Task objective: Make an exact copy of the records, with the pictures left out.

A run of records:
======
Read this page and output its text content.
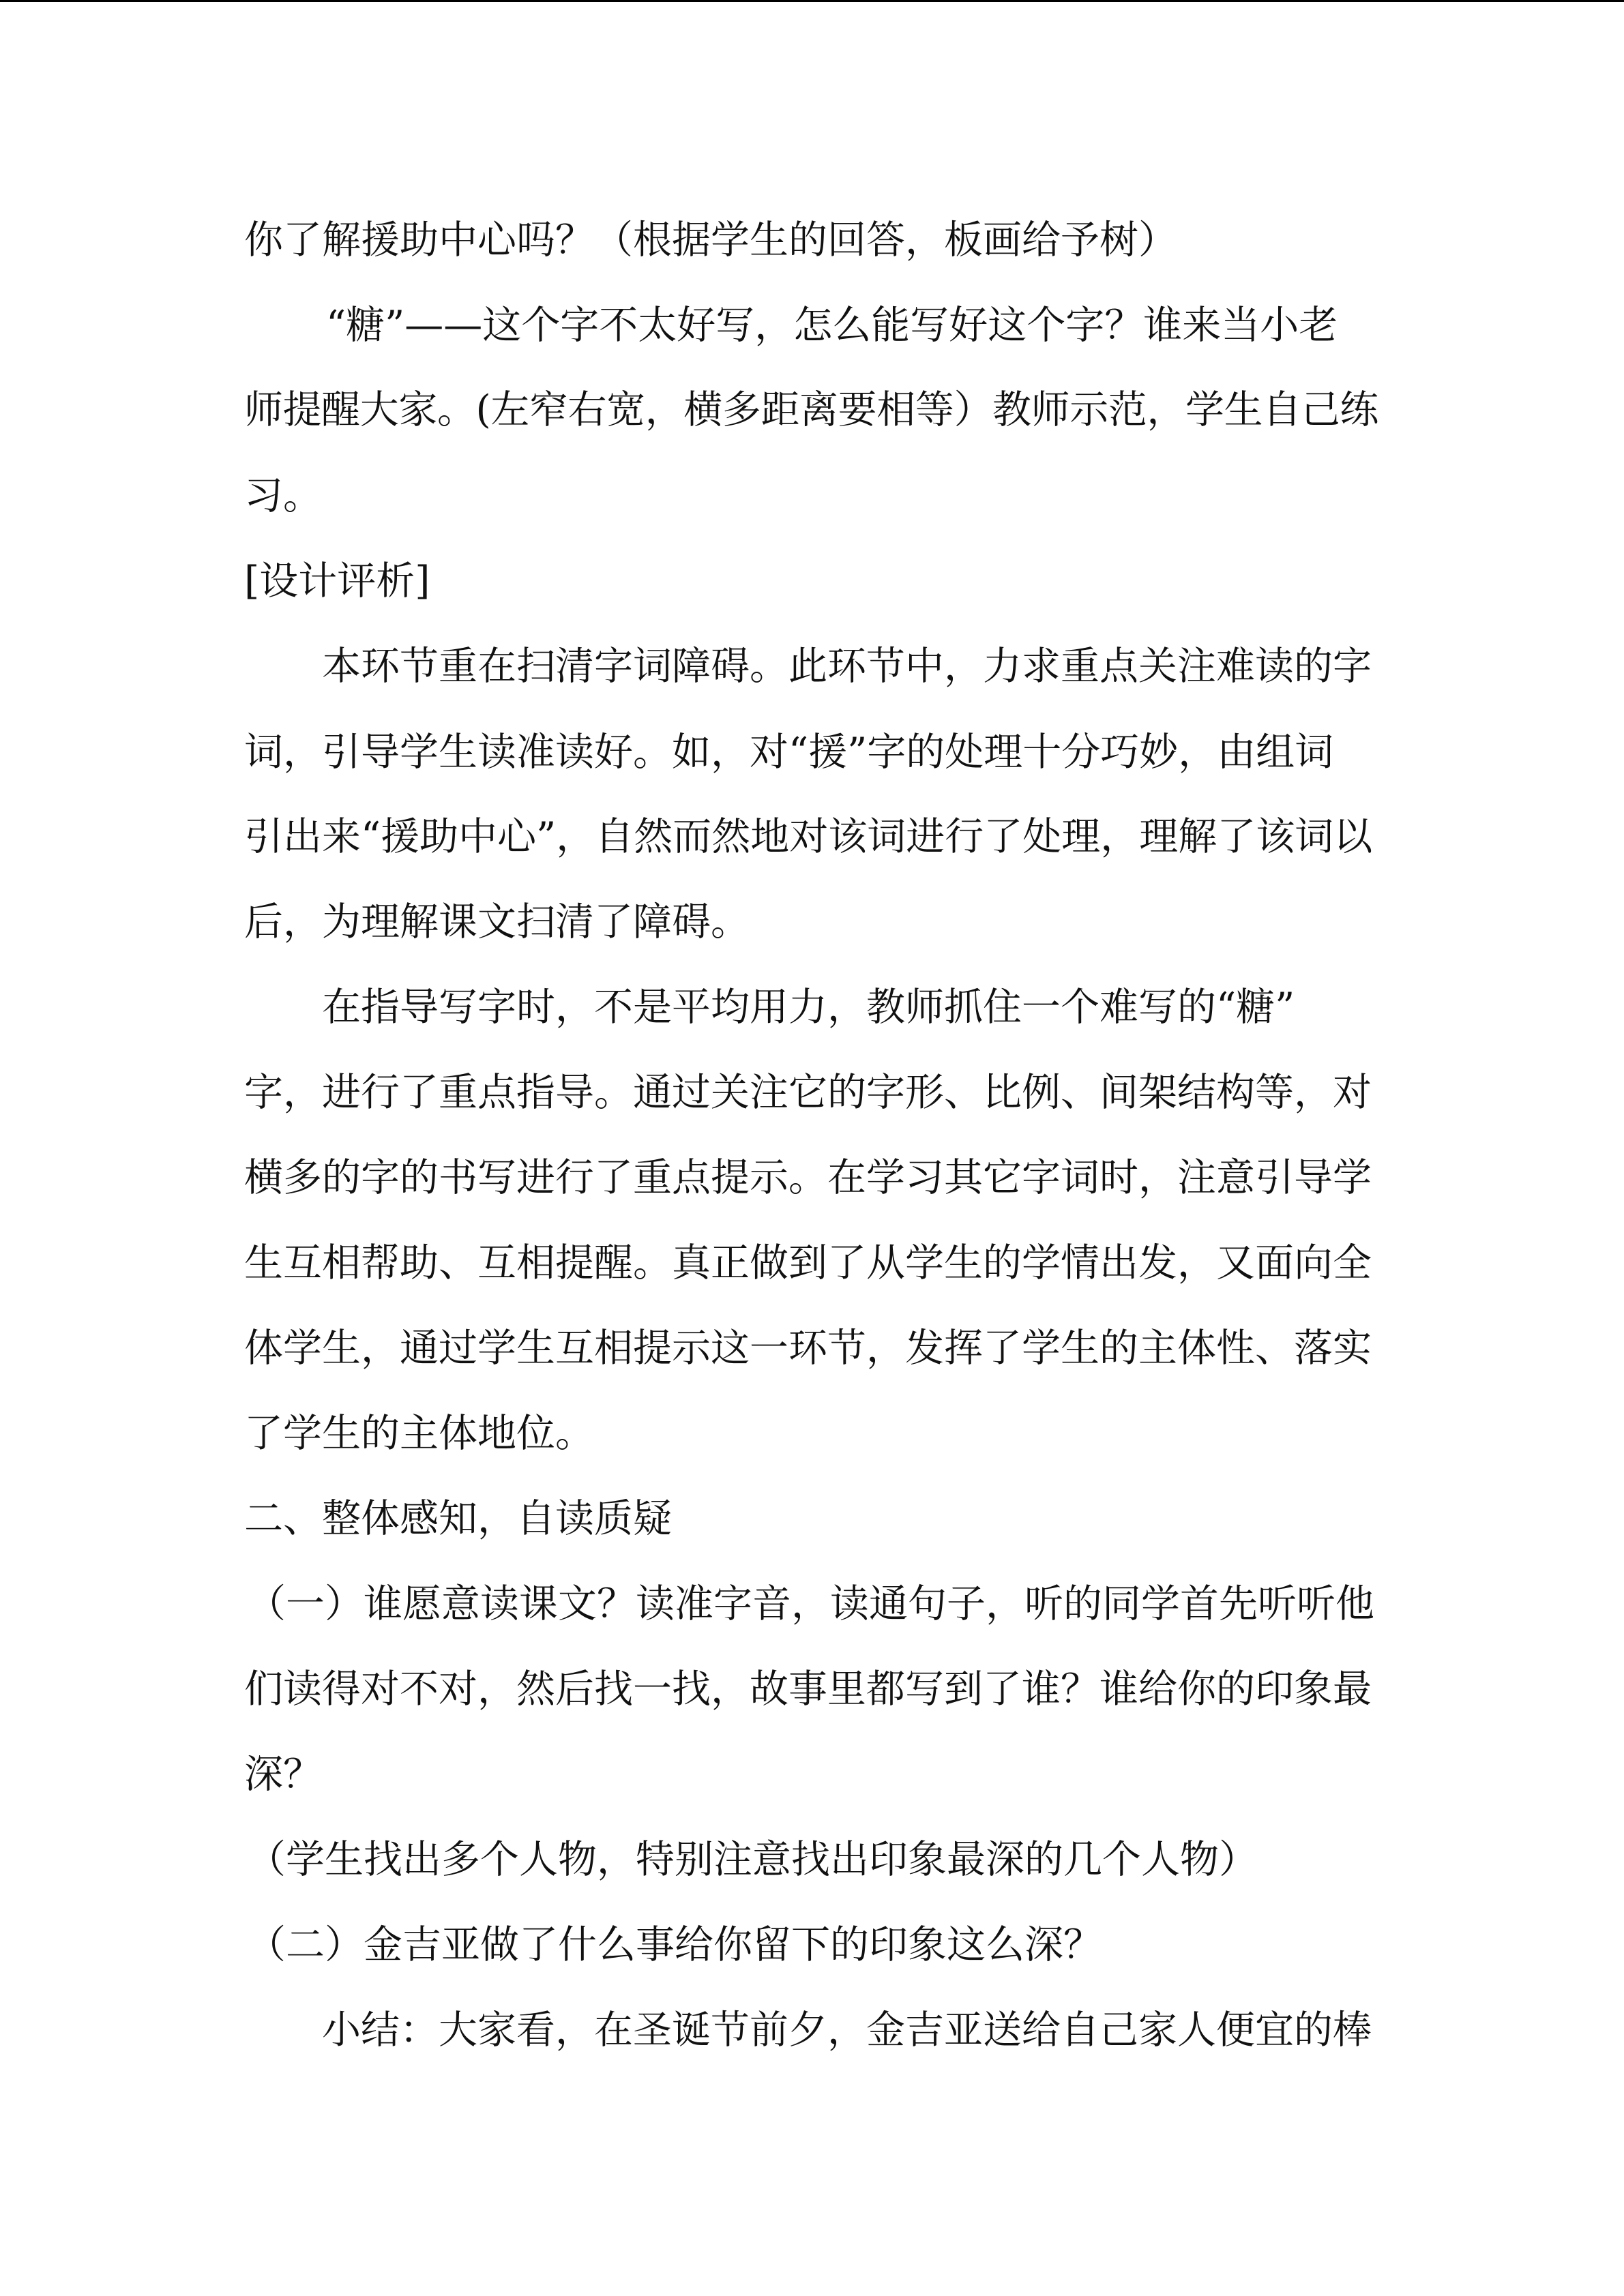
你了解援助中心吗？（根据学生的回答，板画给予树）

“糖”——这个字不太好写，怎么能写好这个字？谁来当小老

师提醒大家。(左窄右宽，横多距离要相等）教师示范，学生自己练

习。

[设计评析]

本环节重在扫清字词障碍。此环节中，力求重点关注难读的字

词，引导学生读准读好。如，对“援”字的处理十分巧妙，由组词

引出来“援助中心”，自然而然地对该词进行了处理，理解了该词以

后，为理解课文扫清了障碍。

在指导写字时，不是平均用力，教师抓住一个难写的“糖”

字，进行了重点指导。通过关注它的字形、比例、间架结构等，对

横多的字的书写进行了重点提示。在学习其它字词时，注意引导学

生互相帮助、互相提醒。真正做到了从学生的学情出发，又面向全

体学生，通过学生互相提示这一环节，发挥了学生的主体性、落实

了学生的主体地位。

二、整体感知，自读质疑

（一）谁愿意读课文？读准字音，读通句子，听的同学首先听听他

们读得对不对，然后找一找，故事里都写到了谁？谁给你的印象最

深？

（学生找出多个人物，特别注意找出印象最深的几个人物）

（二）金吉亚做了什么事给你留下的印象这么深？

小结：大家看，在圣诞节前夕，金吉亚送给自己家人便宜的棒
======
Exercise answer:
Read this page and output its text content.
你了解援助中心吗？（根据学生的回答，板画给予树）

“糖”——这个字不太好写，怎么能写好这个字？谁来当小老

师提醒大家。(左窄右宽，横多距离要相等）教师示范，学生自己练

习。

[设计评析]

本环节重在扫清字词障碍。此环节中，力求重点关注难读的字

词，引导学生读准读好。如，对“援”字的处理十分巧妙，由组词

引出来“援助中心”，自然而然地对该词进行了处理，理解了该词以

后，为理解课文扫清了障碍。

在指导写字时，不是平均用力，教师抓住一个难写的“糖”

字，进行了重点指导。通过关注它的字形、比例、间架结构等，对

横多的字的书写进行了重点提示。在学习其它字词时，注意引导学

生互相帮助、互相提醒。真正做到了从学生的学情出发，又面向全

体学生，通过学生互相提示这一环节，发挥了学生的主体性、落实

了学生的主体地位。

二、整体感知，自读质疑

（一）谁愿意读课文？读准字音，读通句子，听的同学首先听听他

们读得对不对，然后找一找，故事里都写到了谁？谁给你的印象最

深？

（学生找出多个人物，特别注意找出印象最深的几个人物）

（二）金吉亚做了什么事给你留下的印象这么深？

小结：大家看，在圣诞节前夕，金吉亚送给自己家人便宜的棒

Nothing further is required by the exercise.